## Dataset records
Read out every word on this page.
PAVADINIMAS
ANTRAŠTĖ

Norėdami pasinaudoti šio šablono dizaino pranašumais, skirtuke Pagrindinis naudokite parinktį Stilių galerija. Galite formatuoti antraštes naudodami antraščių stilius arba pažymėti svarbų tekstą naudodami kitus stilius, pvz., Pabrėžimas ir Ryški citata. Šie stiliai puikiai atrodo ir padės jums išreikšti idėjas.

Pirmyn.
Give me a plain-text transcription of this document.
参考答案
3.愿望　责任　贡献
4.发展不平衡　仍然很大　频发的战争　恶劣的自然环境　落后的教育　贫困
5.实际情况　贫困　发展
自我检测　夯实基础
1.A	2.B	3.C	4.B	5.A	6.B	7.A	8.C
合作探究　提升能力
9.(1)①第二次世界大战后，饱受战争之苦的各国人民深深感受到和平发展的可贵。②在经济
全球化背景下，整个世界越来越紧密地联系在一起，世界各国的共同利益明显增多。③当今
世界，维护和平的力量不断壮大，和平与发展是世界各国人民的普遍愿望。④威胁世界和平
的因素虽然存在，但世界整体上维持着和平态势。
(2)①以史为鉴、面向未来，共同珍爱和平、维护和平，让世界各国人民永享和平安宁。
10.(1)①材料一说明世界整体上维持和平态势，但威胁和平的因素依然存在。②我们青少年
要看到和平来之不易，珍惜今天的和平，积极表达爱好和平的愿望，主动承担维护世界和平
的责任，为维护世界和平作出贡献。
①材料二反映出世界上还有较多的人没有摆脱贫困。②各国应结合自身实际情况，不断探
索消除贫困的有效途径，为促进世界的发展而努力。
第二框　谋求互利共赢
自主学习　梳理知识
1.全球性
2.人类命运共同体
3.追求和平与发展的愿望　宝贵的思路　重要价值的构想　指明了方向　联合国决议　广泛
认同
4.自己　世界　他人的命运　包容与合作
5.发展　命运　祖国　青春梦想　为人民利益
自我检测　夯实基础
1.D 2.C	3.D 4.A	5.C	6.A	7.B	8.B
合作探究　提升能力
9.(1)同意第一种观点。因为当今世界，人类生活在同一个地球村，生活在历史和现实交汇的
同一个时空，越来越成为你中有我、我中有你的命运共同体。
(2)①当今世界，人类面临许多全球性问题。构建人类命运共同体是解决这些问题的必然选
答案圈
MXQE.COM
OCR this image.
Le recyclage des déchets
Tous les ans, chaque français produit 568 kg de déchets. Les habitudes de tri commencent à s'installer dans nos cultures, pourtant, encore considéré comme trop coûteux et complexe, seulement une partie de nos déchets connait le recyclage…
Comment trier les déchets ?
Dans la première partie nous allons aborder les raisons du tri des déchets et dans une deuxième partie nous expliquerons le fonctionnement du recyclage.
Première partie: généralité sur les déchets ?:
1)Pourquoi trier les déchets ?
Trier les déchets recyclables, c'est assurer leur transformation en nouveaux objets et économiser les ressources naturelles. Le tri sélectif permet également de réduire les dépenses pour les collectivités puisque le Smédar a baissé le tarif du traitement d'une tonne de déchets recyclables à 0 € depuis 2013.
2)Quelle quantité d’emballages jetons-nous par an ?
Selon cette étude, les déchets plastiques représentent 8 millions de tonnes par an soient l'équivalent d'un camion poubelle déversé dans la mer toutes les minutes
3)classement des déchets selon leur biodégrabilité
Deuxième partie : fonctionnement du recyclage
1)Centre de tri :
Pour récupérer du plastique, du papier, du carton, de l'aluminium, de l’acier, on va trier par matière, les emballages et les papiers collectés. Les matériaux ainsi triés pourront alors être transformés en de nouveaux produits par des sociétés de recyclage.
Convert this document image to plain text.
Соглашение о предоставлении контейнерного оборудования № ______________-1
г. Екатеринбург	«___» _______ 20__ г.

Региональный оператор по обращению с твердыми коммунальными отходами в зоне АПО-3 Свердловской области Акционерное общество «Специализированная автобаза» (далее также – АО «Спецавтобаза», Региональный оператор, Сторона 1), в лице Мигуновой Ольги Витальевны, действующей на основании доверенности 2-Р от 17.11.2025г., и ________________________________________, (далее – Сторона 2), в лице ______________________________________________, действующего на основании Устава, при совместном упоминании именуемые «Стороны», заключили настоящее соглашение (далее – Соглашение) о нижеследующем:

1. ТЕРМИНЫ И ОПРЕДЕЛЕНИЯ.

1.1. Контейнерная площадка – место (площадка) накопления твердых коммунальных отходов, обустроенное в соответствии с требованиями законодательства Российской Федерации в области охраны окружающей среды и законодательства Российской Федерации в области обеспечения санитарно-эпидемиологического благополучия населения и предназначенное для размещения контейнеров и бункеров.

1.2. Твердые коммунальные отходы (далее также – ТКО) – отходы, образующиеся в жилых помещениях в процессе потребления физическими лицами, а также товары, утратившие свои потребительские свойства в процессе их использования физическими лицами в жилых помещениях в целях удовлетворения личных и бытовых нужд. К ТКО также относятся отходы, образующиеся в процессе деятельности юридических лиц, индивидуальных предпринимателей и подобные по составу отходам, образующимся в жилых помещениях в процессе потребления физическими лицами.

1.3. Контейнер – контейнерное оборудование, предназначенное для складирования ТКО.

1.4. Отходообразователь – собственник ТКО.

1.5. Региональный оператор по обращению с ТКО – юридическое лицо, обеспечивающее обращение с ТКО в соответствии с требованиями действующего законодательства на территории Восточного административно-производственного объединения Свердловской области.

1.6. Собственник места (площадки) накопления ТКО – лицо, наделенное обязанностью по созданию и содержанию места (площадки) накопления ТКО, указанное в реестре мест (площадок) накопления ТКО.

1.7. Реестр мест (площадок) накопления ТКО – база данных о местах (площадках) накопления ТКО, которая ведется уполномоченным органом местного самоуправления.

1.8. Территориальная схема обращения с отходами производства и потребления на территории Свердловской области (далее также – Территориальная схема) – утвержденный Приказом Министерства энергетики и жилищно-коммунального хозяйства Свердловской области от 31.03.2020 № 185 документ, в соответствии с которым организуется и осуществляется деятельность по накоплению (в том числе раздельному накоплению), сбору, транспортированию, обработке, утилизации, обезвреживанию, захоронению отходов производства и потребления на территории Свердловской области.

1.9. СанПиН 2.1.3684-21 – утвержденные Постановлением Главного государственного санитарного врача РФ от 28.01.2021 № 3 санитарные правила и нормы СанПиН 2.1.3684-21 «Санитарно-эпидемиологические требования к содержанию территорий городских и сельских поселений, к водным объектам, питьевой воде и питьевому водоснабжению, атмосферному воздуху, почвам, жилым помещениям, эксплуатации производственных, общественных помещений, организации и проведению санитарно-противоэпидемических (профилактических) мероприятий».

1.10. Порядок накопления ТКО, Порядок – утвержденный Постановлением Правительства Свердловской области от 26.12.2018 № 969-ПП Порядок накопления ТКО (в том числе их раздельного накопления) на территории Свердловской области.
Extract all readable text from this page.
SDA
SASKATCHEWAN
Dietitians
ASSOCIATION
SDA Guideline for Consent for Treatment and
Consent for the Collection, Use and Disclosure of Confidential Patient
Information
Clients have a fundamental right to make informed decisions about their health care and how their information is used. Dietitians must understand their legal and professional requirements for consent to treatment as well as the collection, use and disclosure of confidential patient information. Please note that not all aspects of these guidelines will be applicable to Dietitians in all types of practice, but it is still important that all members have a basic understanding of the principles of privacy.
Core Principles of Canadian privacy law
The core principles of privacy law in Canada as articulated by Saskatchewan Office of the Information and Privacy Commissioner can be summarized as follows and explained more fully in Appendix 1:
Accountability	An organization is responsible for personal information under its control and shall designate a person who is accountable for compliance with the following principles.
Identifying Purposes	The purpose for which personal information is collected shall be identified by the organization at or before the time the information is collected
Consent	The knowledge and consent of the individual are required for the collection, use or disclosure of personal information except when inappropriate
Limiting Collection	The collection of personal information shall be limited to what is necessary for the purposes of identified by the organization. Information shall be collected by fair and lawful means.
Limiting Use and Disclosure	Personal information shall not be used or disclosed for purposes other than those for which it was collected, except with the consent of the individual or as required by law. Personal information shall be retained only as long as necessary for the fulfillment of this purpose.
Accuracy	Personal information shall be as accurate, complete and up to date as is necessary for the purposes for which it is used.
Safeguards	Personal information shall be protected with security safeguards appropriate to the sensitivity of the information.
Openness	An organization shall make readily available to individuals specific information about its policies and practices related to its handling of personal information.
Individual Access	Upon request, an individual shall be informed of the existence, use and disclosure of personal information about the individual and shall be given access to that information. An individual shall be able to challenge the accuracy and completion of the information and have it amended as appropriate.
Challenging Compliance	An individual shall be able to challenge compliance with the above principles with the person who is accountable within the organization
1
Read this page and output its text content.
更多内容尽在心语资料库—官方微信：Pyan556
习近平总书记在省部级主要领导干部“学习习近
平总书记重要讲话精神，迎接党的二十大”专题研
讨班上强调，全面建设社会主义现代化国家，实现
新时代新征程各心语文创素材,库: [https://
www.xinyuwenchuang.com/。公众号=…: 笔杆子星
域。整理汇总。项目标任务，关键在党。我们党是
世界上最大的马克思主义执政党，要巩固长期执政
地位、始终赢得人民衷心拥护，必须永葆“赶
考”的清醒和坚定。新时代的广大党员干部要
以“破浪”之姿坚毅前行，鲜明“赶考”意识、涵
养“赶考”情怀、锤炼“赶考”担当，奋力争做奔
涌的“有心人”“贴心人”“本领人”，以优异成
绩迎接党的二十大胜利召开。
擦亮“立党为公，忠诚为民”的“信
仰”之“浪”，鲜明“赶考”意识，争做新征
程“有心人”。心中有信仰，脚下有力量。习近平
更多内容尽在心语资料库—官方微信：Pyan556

## Written instruction
Read through the entries and copy every line that includes "compliance".

## Answer to the task
Accountability	An organization is responsible for personal information under its control and shall designate a person who is accountable for compliance with the following principles.
Challenging Compliance	An individual shall be able to challenge compliance with the above principles with the person who is accountable within the organization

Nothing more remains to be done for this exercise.